In pattern recognition (PR)-based myoelectric control schemes, the classifier is generally trained in ideal laboratory conditions, due to which the classification accuracy might be affected by confounding factors such as force variations, limb positions, and inadvertent electromyography (EMG) activation. Many endeavors have been put forward to mitigate this effect by adopting new training protocols that consider only quite a few independent factors. In this note, we propose a dynamic protocol, which embraces multiple EMG variations in data collection, to train a classifier with improved generalization ability. A total of four training protocols are examined, wherein affecting factors like upper-limb movements, contraction levels and inadvertent EMG activations are differently considered. Based on receiver operating characteristic (ROC) analysis, we came up with a new performance metric, ROC area rate (RAR), to directly inspect the accuracy and robustness of the classifiers obtained through different training protocols. Our results show that, compared with the other three protocols, the protocol with dynamic limb postures and dynamic muscle contractions (termed as DPDE) obtains the highest RAR (73.3%, on-way analysis of variance, p<0.005). Our results suggest that there is no need to integrate every EMG variation in the training protocol for receiving a robust EMG pattern recognition. Online control experiments with three amputees manipulating a multiple-DOF prosthetic hand also verify our findings.

Introduction

Using engineering approaches to restoring human hand’s function has long been an ambitious goal in robotics society. In literature, a variety of robotic/prosthetic hand prototypes with different degrees of dexterity have been developed [1], [2]. Meanwhile, on the market, advanced hand prostheses with multiple degrees of freedom (DOF) and neural control/feedback interfaces have also started to become available [3], [4], [5], [6], [7]. However, the artificial hand still cannot be naturally and intuitively used as a biological hand with the same degree of skill and delicacy [8]. A fact is that, as the number of the active joints increases, the control of these dexterous prosthetic hands tends to be exponentially complicated [9], [10], [11].

·····

Things to do =
1. Translate this sentence from the myoelectric control passage into Spanish: "Using engineering approaches to restoring human hand’s function has long been an ambitious goal in robotics society."
2. Proceed with the myoelectric control passage, picking up right after its final sentence.

[Stored records]
·····

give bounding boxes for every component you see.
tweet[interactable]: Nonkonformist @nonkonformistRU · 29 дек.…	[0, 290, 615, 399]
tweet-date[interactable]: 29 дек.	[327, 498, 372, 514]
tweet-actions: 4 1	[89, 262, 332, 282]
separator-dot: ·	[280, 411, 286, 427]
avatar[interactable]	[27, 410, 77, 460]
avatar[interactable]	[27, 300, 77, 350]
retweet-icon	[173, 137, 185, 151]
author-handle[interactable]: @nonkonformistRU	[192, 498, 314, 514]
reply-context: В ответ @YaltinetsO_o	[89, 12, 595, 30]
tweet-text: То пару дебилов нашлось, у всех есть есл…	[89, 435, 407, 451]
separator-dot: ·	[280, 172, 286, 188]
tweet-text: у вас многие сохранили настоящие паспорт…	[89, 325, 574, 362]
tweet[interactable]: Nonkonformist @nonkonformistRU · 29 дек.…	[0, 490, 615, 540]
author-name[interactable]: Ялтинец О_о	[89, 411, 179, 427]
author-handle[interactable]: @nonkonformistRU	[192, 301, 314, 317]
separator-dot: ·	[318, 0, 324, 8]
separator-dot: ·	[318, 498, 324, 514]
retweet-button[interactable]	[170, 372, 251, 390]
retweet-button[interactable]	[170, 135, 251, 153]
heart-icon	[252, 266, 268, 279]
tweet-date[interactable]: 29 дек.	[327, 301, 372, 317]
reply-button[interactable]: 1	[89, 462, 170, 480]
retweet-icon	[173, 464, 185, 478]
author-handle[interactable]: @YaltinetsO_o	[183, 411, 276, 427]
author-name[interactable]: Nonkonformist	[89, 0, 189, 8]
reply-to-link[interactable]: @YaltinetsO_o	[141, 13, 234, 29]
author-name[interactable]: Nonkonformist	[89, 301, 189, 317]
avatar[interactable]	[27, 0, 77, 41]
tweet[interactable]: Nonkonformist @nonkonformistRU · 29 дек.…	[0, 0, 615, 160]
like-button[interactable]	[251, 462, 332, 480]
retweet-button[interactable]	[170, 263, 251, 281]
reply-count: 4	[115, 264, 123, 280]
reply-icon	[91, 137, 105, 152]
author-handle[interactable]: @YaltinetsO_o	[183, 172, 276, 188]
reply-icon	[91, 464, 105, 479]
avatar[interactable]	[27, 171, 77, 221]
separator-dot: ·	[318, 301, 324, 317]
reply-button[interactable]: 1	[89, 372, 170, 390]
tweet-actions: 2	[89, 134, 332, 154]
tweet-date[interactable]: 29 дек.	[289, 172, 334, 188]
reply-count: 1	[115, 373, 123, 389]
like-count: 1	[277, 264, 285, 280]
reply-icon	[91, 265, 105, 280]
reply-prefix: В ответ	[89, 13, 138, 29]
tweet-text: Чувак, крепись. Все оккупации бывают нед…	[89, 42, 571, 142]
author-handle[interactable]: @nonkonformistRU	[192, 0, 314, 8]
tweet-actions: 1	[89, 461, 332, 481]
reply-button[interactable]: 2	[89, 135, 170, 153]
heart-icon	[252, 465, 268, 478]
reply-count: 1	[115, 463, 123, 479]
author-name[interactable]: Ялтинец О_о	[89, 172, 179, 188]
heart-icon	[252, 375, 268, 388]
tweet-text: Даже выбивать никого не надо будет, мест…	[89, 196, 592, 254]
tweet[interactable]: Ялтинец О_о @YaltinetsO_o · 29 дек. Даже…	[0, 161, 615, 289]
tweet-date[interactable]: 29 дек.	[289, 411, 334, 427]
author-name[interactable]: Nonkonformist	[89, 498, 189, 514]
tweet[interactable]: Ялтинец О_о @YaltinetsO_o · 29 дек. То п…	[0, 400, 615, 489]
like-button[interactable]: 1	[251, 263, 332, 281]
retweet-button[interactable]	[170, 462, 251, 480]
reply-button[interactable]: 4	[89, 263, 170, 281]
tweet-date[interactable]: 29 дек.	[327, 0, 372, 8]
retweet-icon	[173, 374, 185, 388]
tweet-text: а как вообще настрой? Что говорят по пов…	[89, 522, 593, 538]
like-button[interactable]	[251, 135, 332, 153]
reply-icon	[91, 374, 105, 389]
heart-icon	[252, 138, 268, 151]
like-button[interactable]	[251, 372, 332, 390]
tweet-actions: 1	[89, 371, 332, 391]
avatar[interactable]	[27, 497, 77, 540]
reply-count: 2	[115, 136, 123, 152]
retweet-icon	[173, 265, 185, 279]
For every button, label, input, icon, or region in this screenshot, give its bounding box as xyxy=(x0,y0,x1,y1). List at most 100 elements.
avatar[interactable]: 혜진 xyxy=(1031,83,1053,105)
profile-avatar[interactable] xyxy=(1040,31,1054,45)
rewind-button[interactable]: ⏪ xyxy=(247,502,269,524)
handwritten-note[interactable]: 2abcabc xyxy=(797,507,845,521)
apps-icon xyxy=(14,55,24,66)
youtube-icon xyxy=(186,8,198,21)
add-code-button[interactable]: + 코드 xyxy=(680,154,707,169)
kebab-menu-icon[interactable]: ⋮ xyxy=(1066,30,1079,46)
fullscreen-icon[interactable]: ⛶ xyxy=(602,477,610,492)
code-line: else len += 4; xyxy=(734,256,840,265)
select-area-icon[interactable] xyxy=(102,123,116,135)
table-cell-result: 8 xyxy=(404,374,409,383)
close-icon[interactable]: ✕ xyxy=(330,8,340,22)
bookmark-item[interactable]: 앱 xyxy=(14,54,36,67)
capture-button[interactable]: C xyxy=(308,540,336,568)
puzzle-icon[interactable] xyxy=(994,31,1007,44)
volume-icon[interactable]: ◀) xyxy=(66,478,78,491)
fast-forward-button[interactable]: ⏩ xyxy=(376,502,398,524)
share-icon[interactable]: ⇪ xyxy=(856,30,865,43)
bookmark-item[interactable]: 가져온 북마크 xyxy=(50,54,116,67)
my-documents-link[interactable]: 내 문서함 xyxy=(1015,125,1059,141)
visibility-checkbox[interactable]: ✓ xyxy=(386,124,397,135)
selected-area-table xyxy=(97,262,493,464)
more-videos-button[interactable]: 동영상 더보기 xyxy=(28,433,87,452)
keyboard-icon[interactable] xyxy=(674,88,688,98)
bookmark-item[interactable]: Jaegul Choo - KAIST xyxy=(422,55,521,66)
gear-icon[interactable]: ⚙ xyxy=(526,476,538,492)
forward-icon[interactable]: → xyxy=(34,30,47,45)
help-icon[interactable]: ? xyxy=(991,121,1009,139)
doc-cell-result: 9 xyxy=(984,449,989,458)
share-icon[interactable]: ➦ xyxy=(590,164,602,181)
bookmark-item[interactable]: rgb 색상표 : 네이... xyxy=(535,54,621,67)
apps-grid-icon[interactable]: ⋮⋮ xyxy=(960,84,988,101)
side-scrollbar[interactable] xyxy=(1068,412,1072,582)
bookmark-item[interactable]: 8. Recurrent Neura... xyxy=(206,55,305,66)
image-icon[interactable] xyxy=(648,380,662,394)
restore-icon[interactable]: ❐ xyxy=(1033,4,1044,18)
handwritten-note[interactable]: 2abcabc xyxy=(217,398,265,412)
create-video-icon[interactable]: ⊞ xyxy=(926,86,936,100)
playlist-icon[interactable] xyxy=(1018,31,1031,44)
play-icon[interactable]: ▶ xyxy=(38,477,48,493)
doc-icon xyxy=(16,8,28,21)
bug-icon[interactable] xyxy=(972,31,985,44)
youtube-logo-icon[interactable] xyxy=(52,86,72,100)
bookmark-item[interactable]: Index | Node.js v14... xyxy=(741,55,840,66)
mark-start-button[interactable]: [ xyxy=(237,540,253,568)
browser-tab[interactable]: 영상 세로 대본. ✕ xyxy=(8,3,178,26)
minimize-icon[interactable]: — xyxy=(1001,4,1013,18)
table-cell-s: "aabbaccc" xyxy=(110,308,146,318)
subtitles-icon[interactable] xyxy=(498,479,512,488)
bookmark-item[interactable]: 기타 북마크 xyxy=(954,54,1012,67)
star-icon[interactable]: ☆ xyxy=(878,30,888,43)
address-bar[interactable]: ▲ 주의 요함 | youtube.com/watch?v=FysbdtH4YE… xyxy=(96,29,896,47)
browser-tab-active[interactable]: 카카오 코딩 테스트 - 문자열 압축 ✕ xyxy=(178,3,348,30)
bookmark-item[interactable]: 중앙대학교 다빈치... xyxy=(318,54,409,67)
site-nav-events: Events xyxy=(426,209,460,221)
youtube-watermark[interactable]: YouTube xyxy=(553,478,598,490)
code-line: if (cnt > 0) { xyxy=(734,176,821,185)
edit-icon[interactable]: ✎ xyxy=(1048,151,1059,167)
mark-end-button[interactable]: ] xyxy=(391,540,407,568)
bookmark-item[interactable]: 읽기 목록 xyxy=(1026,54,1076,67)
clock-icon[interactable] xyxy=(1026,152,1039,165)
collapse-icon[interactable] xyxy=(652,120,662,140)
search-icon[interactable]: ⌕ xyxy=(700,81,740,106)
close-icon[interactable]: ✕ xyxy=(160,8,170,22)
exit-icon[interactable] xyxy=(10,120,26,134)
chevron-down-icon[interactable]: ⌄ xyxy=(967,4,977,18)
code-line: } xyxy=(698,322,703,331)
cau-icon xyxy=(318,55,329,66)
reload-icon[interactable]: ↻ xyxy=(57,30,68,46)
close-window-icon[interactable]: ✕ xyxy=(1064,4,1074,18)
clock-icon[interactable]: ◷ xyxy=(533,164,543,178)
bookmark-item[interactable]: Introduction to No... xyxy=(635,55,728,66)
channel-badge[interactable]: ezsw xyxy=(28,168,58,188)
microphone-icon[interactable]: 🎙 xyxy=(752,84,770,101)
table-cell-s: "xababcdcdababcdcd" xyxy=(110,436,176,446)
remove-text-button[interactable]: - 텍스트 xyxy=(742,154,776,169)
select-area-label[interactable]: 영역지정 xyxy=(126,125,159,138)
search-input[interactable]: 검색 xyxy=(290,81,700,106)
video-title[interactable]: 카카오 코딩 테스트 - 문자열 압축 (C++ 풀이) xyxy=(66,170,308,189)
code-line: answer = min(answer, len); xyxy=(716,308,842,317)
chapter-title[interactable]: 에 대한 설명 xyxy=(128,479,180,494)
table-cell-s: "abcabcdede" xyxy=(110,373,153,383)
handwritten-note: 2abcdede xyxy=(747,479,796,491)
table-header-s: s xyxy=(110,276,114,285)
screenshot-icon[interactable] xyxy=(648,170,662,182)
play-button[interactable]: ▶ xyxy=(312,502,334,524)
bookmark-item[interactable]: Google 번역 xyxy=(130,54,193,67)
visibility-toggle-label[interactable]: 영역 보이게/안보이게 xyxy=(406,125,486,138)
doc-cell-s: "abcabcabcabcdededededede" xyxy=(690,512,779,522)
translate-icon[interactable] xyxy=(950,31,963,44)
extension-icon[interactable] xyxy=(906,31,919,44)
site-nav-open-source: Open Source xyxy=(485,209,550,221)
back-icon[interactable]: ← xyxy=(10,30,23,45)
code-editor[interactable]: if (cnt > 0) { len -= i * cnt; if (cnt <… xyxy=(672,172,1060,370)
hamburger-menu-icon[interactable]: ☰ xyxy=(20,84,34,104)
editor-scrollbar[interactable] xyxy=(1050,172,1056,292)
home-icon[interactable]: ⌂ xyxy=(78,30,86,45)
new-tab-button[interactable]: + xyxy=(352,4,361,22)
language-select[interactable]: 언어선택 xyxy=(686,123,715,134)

·····

Answers by task =
1. El uso de enfoques de ingeniería para restaurar la función de la mano humana ha sido durante mucho tiempo un objetivo ambicioso en la comunidad de la robótica.

2.
For operating a prosthetic hand, a bidirectional interface (peripheral machine interface, PMI) [12] that links the mechanical hand to its user is required. Among various biomedical signals, the myoelectric signals (electromyography, EMG) collected from the residual arm of the amputee are widely used. The signal contains rich neural information and requires no surgery and hospitalization. In ideal laboratory conditions, several grip patterns and finder/wrist motions can be faithfully decoded based on the EMG activation patterns [13], [14], [15]. However, the pattern recognition (PR)-based control schemes still have many problems when being put into clinical practice [12], despite the considerable academic achievements [9], [16], [17].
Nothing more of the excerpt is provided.